◆ Exercise: Copy out all the lines where "true" shows up.

◆ Data entries:
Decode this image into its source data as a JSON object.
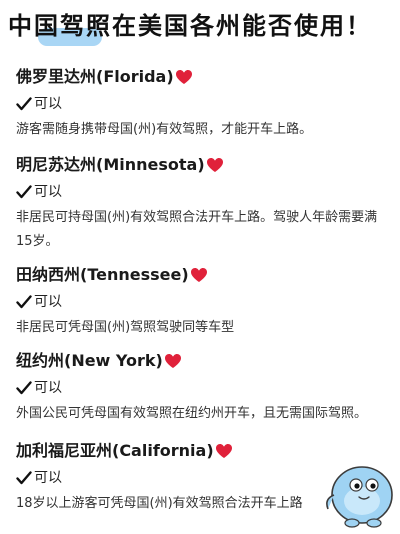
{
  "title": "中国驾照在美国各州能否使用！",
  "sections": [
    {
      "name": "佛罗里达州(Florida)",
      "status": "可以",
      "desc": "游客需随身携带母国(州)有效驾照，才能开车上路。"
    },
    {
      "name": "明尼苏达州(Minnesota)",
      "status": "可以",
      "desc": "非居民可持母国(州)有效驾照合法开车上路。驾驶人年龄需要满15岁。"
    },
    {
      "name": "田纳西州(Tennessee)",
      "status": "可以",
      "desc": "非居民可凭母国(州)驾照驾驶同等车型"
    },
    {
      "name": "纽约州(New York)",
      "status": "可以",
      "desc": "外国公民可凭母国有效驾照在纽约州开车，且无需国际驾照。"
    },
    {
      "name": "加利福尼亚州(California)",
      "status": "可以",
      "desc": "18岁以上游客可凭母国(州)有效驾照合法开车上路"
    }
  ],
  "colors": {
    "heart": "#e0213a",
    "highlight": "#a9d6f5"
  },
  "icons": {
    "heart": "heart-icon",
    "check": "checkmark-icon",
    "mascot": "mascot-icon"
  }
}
* * *
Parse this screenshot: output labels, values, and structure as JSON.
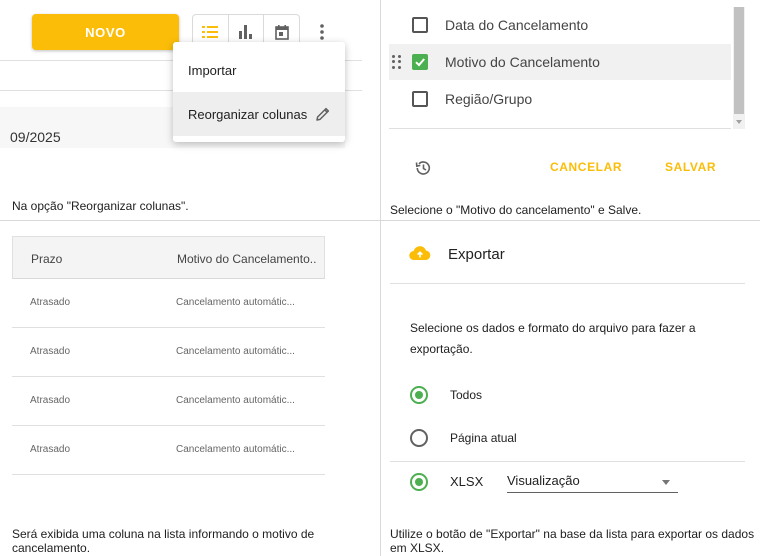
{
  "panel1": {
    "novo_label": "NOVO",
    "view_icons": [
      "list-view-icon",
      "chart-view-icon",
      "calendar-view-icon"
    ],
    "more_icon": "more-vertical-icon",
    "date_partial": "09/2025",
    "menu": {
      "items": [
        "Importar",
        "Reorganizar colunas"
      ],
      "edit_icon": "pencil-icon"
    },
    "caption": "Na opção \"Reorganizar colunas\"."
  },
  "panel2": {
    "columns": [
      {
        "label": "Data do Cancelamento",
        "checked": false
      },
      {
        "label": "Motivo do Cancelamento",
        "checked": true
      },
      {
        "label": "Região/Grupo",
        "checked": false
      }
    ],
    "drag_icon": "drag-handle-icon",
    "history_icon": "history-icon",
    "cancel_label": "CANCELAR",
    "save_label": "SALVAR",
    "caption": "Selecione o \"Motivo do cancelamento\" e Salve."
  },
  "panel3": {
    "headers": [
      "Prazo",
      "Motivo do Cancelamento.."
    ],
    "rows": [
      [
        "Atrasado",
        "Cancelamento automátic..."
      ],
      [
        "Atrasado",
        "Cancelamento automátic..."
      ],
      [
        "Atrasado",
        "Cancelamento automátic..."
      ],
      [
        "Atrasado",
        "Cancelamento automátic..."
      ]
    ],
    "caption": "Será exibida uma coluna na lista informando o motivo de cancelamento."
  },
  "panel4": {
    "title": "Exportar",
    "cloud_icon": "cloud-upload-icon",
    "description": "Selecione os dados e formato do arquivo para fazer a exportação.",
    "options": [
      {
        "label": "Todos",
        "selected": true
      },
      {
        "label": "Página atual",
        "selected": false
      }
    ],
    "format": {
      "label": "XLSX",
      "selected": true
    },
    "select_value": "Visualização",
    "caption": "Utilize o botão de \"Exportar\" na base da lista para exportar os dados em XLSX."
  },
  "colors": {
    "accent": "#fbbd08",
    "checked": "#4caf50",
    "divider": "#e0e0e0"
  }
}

◆ Solution to this exercise:
        "checked": true
        "selected": true
      "selected": true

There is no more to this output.